◆ SOURCE TEXT
---+---

By Caroline Kurdej
Ultrarunner Andrea Kooiman was never a superstar cross-country runner in high school. “I really only joined because there was a dude on the team I liked,” she said with a giggle.
Yet since her high school days, Kooiman has competed in 150+ ultramarathons and marathons. Now, at 44, she’s crossed the Boston Marathon finish line. She also ran just a bit farther and finished the 2018 Vol State 500K (310.68 miles) in 110 hours, 40 minutes and 59 seconds.
Kooiman co-founded We Run Orange County’s Kids, a nonprofit that enrolls 12- to 18-year-olds in a seven-month, $750 training program to run the Orange County Marathon.
Kooiman fits her runs in whenever she can, often when her family is fast asleep at 4 a.m. She bolts out of the house, fully equipped with a head lamp to light the way on the trail in the frigid darkness. If not, she squeezes runs in before her full-time job as a sports marketer at Road Runner Sports, her 12-year-old daughter’s dance classes or when the others are at work.
“On the flip side, I’ll put the family to bed, and do something from midnight until sunrise,” Kooiman said. She then takes her daughter to school, steals a nap and heads off to coach for the youth program.

---+---

Region boundary data
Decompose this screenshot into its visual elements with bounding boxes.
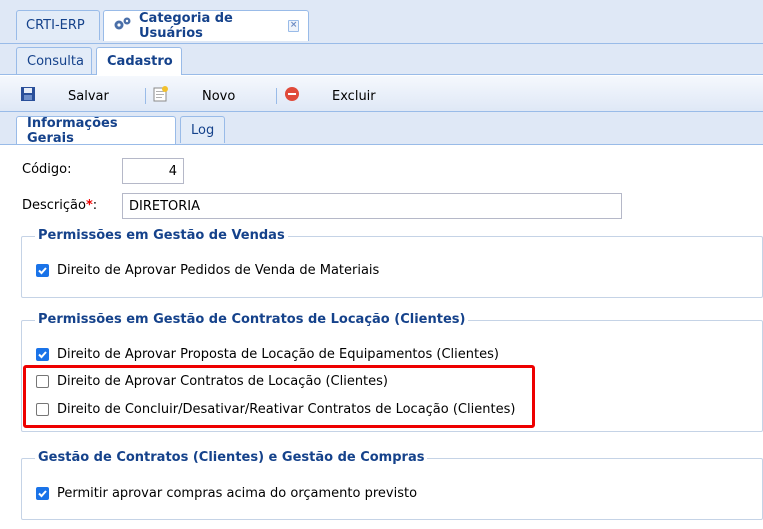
tab-consulta-label: Consulta <box>27 53 84 69</box>
save-icon <box>20 86 36 106</box>
codigo-label: Código: <box>22 162 72 177</box>
checkbox-aprovar-proposta[interactable]: Direito de Aprovar Proposta de Locação d… <box>36 345 499 363</box>
tab-categoria-usuarios-label: Categoria de Usuários <box>139 11 233 41</box>
fieldset-contratos-locacao-title: Permissões em Gestão de Contratos de Loc… <box>35 312 469 327</box>
checkbox-aprovar-compras[interactable]: Permitir aprovar compras acima do orçame… <box>36 484 417 502</box>
tab-cadastro-label: Cadastro <box>107 54 173 69</box>
save-button-label: Salvar <box>68 88 109 104</box>
delete-button[interactable]: Excluir <box>284 86 376 106</box>
fieldset-gestao-compras-title: Gestão de Contratos (Clientes) e Gestão … <box>35 450 428 465</box>
tab-informacoes-gerais-label: Informações Gerais <box>27 115 118 146</box>
checkbox-checked-icon[interactable] <box>36 486 49 500</box>
checkbox-concluir-contratos[interactable]: Direito de Concluir/Desativar/Reativar C… <box>36 400 515 418</box>
delete-button-label: Excluir <box>332 88 376 104</box>
descricao-label: Descrição*: <box>22 198 97 213</box>
checkbox-label: Direito de Aprovar Contratos de Locação … <box>57 373 388 389</box>
descricao-label-suffix: : <box>92 198 98 213</box>
delete-icon <box>284 86 300 106</box>
tab-categoria-usuarios[interactable]: Categoria de Usuários × <box>103 10 309 41</box>
tab-informacoes-gerais[interactable]: Informações Gerais <box>16 115 176 146</box>
tab-cadastro[interactable]: Cadastro <box>96 47 182 75</box>
tab-crti-erp[interactable]: CRTI-ERP <box>16 10 100 40</box>
checkbox-unchecked-icon[interactable] <box>36 402 49 416</box>
codigo-field[interactable]: 4 <box>122 158 184 184</box>
checkbox-checked-icon[interactable] <box>36 347 49 361</box>
checkbox-checked-icon[interactable] <box>36 263 49 277</box>
save-button[interactable]: Salvar <box>20 86 109 106</box>
toolbar <box>0 76 763 112</box>
checkbox-aprovar-pedidos[interactable]: Direito de Aprovar Pedidos de Venda de M… <box>36 261 379 279</box>
checkbox-label: Direito de Aprovar Pedidos de Venda de M… <box>57 262 380 278</box>
new-button[interactable]: Novo <box>152 86 235 106</box>
new-button-label: Novo <box>202 88 236 104</box>
close-icon[interactable]: × <box>288 20 299 32</box>
checkbox-label: Permitir aprovar compras acima do orçame… <box>57 485 418 501</box>
tab-log[interactable]: Log <box>180 116 225 143</box>
new-document-icon <box>152 86 170 106</box>
required-marker: * <box>85 198 93 213</box>
toolbar-separator <box>145 88 146 104</box>
checkbox-unchecked-icon[interactable] <box>36 374 49 388</box>
descricao-field[interactable]: DIRETORIA <box>122 193 622 219</box>
tab-consulta[interactable]: Consulta <box>16 47 92 74</box>
tab-crti-erp-label: CRTI-ERP <box>26 18 85 33</box>
checkbox-label: Direito de Concluir/Desativar/Reativar C… <box>57 401 516 417</box>
gear-icon <box>113 16 133 36</box>
checkbox-label: Direito de Aprovar Proposta de Locação d… <box>57 346 499 362</box>
toolbar-separator <box>276 88 277 104</box>
descricao-label-text: Descrição <box>22 198 86 213</box>
checkbox-aprovar-contratos[interactable]: Direito de Aprovar Contratos de Locação … <box>36 372 388 390</box>
fieldset-gestao-vendas-title: Permissões em Gestão de Vendas <box>35 228 288 243</box>
tab-log-label: Log <box>191 122 215 138</box>
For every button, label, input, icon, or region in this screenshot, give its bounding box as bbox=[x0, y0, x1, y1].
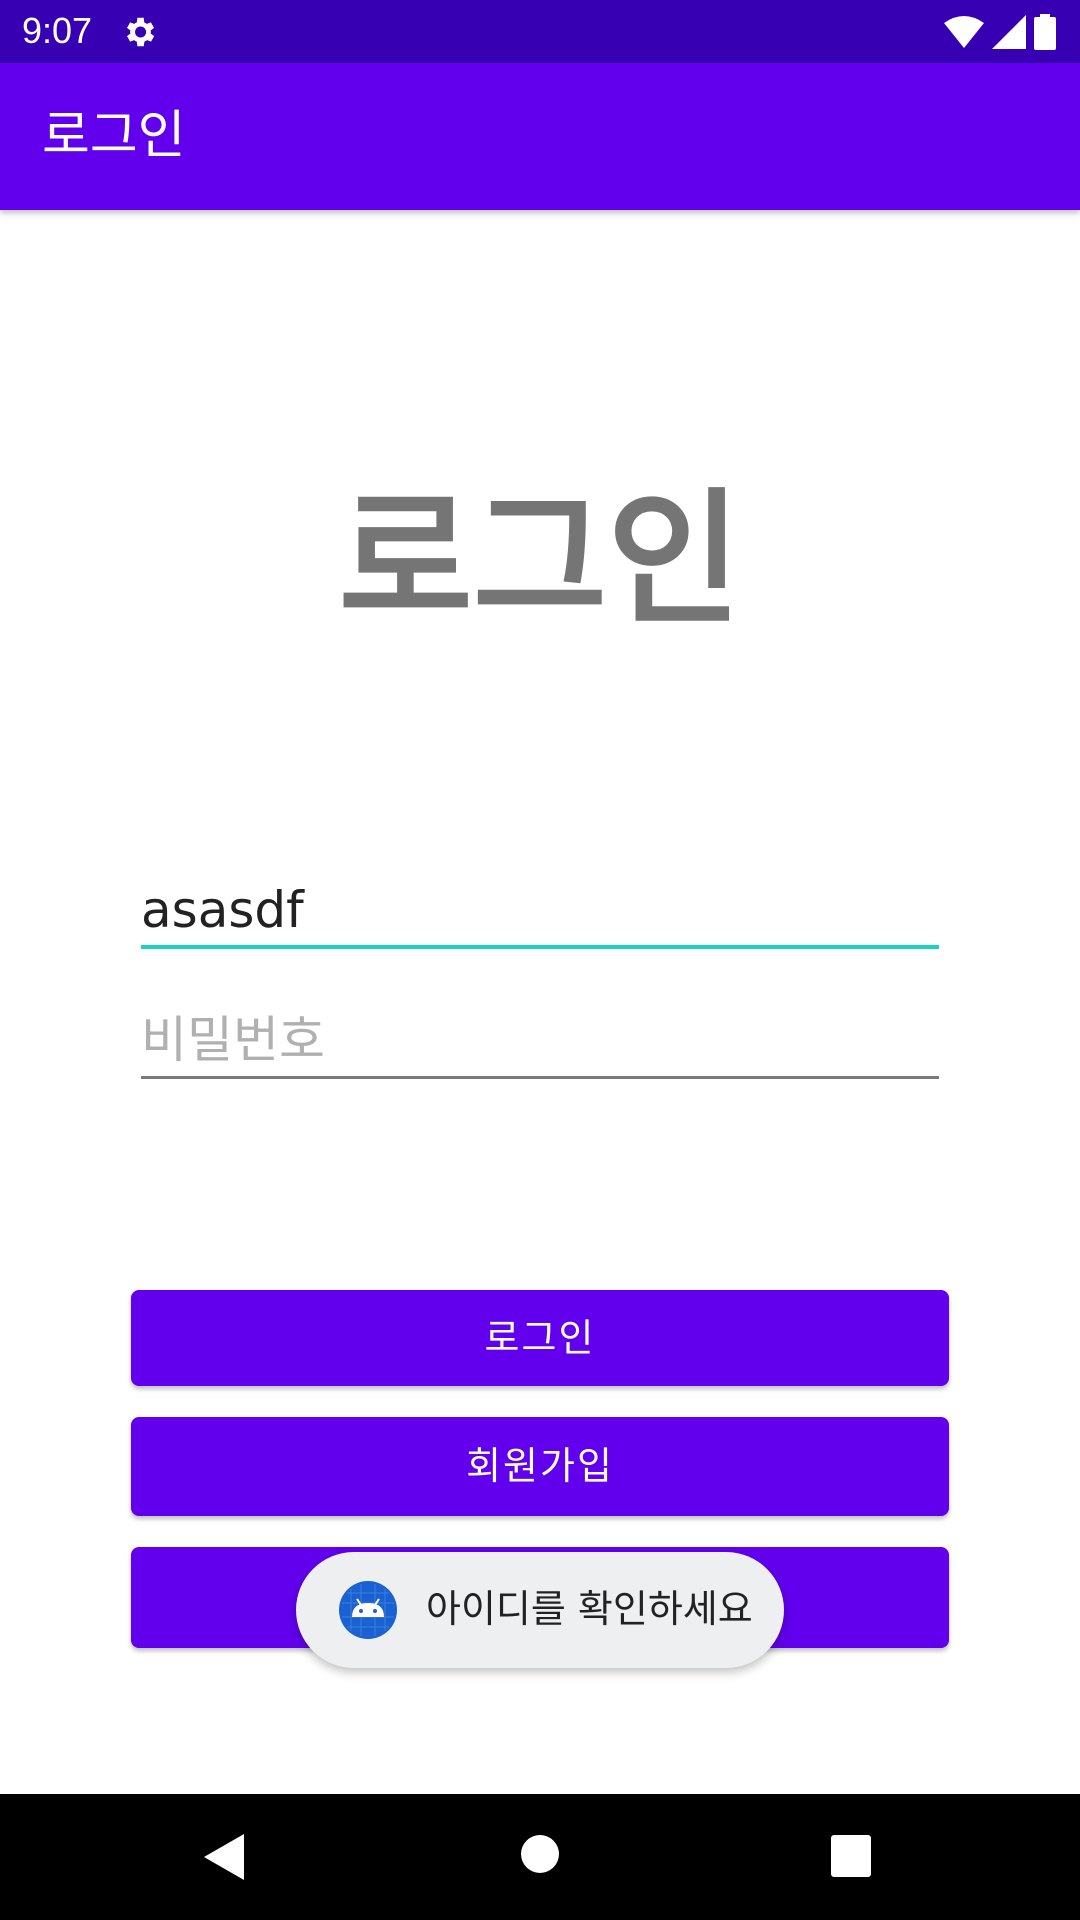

---+---

◆ WRITTEN EXERCISE A
According to the Kooiman profile, how long did it take Kooiman to finish the 2018 Vol State 500K?
◆ WRITTEN EXERCISE B
List every race the Kooiman profile names.
◆ WRITTEN EXERCISE C
Reproduce the Kooiman profile word for word from "By Caroline Kurdej" to "and 59 seconds.".
The rows are material separate from the Kooiman profile.

◆ PROBLEM SOLUTION A
110 hours, 40 minutes and 59 seconds.

◆ PROBLEM SOLUTION B
Boston Marathon; 2018 Vol State 500K; Orange County Marathon

◆ PROBLEM SOLUTION C
By Caroline Kurdej
Ultrarunner Andrea Kooiman was never a superstar cross-country runner in high school. “I really only joined because there was a dude on the team I liked,” she said with a giggle.
Yet since her high school days, Kooiman has competed in 150+ ultramarathons and marathons. Now, at 44, she’s crossed the Boston Marathon finish line. She also ran just a bit farther and finished the 2018 Vol State 500K (310.68 miles) in 110 hours, 40 minutes and 59 seconds.